## begin Data section
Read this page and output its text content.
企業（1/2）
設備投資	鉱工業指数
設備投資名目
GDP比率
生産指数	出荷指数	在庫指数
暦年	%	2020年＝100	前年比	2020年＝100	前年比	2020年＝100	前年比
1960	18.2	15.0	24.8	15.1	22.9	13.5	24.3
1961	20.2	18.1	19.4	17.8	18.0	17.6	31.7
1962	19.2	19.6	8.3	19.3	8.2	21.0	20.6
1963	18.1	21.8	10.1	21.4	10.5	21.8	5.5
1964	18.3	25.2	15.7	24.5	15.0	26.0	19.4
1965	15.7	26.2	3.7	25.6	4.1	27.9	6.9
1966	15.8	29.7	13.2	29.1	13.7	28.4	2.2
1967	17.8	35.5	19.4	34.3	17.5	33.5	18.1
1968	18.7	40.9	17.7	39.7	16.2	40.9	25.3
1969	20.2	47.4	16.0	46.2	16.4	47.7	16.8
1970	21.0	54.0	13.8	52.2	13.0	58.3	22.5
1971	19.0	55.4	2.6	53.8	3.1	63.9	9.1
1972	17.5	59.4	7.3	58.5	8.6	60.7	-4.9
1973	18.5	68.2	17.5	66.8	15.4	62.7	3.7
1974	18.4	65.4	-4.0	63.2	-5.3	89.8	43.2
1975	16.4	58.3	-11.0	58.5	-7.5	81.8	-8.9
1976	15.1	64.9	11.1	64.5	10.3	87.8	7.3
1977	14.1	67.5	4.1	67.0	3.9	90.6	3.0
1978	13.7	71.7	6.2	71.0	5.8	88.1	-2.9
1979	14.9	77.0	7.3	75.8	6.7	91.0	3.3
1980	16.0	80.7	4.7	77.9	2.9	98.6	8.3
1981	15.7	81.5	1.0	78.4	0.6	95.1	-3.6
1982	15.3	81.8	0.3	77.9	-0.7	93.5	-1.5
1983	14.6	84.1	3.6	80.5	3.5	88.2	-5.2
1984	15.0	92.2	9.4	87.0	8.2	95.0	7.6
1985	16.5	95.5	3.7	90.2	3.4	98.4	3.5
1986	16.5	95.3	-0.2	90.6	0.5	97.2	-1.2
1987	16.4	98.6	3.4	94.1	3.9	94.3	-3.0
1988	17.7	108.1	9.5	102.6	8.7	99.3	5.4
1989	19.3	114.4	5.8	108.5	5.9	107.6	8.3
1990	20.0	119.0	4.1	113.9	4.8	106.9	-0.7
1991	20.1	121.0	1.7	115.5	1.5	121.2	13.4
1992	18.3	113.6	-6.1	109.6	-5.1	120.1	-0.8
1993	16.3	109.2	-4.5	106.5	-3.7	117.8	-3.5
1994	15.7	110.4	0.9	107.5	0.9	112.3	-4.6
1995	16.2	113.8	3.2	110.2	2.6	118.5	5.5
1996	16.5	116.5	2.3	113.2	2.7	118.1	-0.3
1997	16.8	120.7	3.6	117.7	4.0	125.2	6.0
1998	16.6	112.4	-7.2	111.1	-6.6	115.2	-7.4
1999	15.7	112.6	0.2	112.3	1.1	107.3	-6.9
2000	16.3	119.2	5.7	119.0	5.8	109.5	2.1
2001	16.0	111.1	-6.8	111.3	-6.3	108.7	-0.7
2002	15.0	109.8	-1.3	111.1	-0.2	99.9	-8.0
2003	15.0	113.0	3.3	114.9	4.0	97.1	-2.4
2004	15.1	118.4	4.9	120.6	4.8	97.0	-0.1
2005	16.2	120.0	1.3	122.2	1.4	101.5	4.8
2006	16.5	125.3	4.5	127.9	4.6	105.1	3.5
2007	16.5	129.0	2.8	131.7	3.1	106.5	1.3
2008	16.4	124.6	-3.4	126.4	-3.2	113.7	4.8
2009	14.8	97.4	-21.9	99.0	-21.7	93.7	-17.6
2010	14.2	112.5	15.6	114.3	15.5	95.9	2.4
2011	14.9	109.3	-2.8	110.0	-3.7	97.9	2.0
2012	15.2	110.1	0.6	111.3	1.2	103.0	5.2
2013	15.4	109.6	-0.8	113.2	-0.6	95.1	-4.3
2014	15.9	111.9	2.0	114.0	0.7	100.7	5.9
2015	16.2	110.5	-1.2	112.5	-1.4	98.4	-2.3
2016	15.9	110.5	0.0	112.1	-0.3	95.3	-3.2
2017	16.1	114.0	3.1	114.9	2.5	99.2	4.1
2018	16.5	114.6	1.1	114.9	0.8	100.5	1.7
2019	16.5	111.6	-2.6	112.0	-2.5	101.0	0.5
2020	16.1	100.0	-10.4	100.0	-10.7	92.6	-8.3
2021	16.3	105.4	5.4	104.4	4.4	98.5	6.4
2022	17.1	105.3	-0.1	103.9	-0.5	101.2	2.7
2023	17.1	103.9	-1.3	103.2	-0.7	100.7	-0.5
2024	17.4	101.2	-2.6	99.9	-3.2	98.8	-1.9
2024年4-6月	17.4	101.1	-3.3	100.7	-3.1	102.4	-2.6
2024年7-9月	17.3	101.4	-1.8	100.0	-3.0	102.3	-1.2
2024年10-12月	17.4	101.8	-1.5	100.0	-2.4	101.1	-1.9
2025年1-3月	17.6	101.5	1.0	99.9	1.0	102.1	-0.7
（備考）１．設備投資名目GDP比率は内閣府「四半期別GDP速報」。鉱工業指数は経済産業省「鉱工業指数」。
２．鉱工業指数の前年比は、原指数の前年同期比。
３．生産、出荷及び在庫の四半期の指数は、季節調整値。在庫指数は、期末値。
## end Data section
- **Job**
Exactly reproduce all of the entries.

- **Response to the task**
Read this page and output its text content.
企業（1/2）
設備投資	鉱工業指数
設備投資名目
GDP比率
生産指数	出荷指数	在庫指数
暦年	%	2020年＝100	前年比	2020年＝100	前年比	2020年＝100	前年比
1960	18.2	15.0	24.8	15.1	22.9	13.5	24.3
1961	20.2	18.1	19.4	17.8	18.0	17.6	31.7
1962	19.2	19.6	8.3	19.3	8.2	21.0	20.6
1963	18.1	21.8	10.1	21.4	10.5	21.8	5.5
1964	18.3	25.2	15.7	24.5	15.0	26.0	19.4
1965	15.7	26.2	3.7	25.6	4.1	27.9	6.9
1966	15.8	29.7	13.2	29.1	13.7	28.4	2.2
1967	17.8	35.5	19.4	34.3	17.5	33.5	18.1
1968	18.7	40.9	17.7	39.7	16.2	40.9	25.3
1969	20.2	47.4	16.0	46.2	16.4	47.7	16.8
1970	21.0	54.0	13.8	52.2	13.0	58.3	22.5
1971	19.0	55.4	2.6	53.8	3.1	63.9	9.1
1972	17.5	59.4	7.3	58.5	8.6	60.7	-4.9
1973	18.5	68.2	17.5	66.8	15.4	62.7	3.7
1974	18.4	65.4	-4.0	63.2	-5.3	89.8	43.2
1975	16.4	58.3	-11.0	58.5	-7.5	81.8	-8.9
1976	15.1	64.9	11.1	64.5	10.3	87.8	7.3
1977	14.1	67.5	4.1	67.0	3.9	90.6	3.0
1978	13.7	71.7	6.2	71.0	5.8	88.1	-2.9
1979	14.9	77.0	7.3	75.8	6.7	91.0	3.3
1980	16.0	80.7	4.7	77.9	2.9	98.6	8.3
1981	15.7	81.5	1.0	78.4	0.6	95.1	-3.6
1982	15.3	81.8	0.3	77.9	-0.7	93.5	-1.5
1983	14.6	84.1	3.6	80.5	3.5	88.2	-5.2
1984	15.0	92.2	9.4	87.0	8.2	95.0	7.6
1985	16.5	95.5	3.7	90.2	3.4	98.4	3.5
1986	16.5	95.3	-0.2	90.6	0.5	97.2	-1.2
1987	16.4	98.6	3.4	94.1	3.9	94.3	-3.0
1988	17.7	108.1	9.5	102.6	8.7	99.3	5.4
1989	19.3	114.4	5.8	108.5	5.9	107.6	8.3
1990	20.0	119.0	4.1	113.9	4.8	106.9	-0.7
1991	20.1	121.0	1.7	115.5	1.5	121.2	13.4
1992	18.3	113.6	-6.1	109.6	-5.1	120.1	-0.8
1993	16.3	109.2	-4.5	106.5	-3.7	117.8	-3.5
1994	15.7	110.4	0.9	107.5	0.9	112.3	-4.6
1995	16.2	113.8	3.2	110.2	2.6	118.5	5.5
1996	16.5	116.5	2.3	113.2	2.7	118.1	-0.3
1997	16.8	120.7	3.6	117.7	4.0	125.2	6.0
1998	16.6	112.4	-7.2	111.1	-6.6	115.2	-7.4
1999	15.7	112.6	0.2	112.3	1.1	107.3	-6.9
2000	16.3	119.2	5.7	119.0	5.8	109.5	2.1
2001	16.0	111.1	-6.8	111.3	-6.3	108.7	-0.7
2002	15.0	109.8	-1.3	111.1	-0.2	99.9	-8.0
2003	15.0	113.0	3.3	114.9	4.0	97.1	-2.4
2004	15.1	118.4	4.9	120.6	4.8	97.0	-0.1
2005	16.2	120.0	1.3	122.2	1.4	101.5	4.8
2006	16.5	125.3	4.5	127.9	4.6	105.1	3.5
2007	16.5	129.0	2.8	131.7	3.1	106.5	1.3
2008	16.4	124.6	-3.4	126.4	-3.2	113.7	4.8
2009	14.8	97.4	-21.9	99.0	-21.7	93.7	-17.6
2010	14.2	112.5	15.6	114.3	15.5	95.9	2.4
2011	14.9	109.3	-2.8	110.0	-3.7	97.9	2.0
2012	15.2	110.1	0.6	111.3	1.2	103.0	5.2
2013	15.4	109.6	-0.8	113.2	-0.6	95.1	-4.3
2014	15.9	111.9	2.0	114.0	0.7	100.7	5.9
2015	16.2	110.5	-1.2	112.5	-1.4	98.4	-2.3
2016	15.9	110.5	0.0	112.1	-0.3	95.3	-3.2
2017	16.1	114.0	3.1	114.9	2.5	99.2	4.1
2018	16.5	114.6	1.1	114.9	0.8	100.5	1.7
2019	16.5	111.6	-2.6	112.0	-2.5	101.0	0.5
2020	16.1	100.0	-10.4	100.0	-10.7	92.6	-8.3
2021	16.3	105.4	5.4	104.4	4.4	98.5	6.4
2022	17.1	105.3	-0.1	103.9	-0.5	101.2	2.7
2023	17.1	103.9	-1.3	103.2	-0.7	100.7	-0.5
2024	17.4	101.2	-2.6	99.9	-3.2	98.8	-1.9
2024年4-6月	17.4	101.1	-3.3	100.7	-3.1	102.4	-2.6
2024年7-9月	17.3	101.4	-1.8	100.0	-3.0	102.3	-1.2
2024年10-12月	17.4	101.8	-1.5	100.0	-2.4	101.1	-1.9
2025年1-3月	17.6	101.5	1.0	99.9	1.0	102.1	-0.7
（備考）１．設備投資名目GDP比率は内閣府「四半期別GDP速報」。鉱工業指数は経済産業省「鉱工業指数」。
２．鉱工業指数の前年比は、原指数の前年同期比。
３．生産、出荷及び在庫の四半期の指数は、季節調整値。在庫指数は、期末値。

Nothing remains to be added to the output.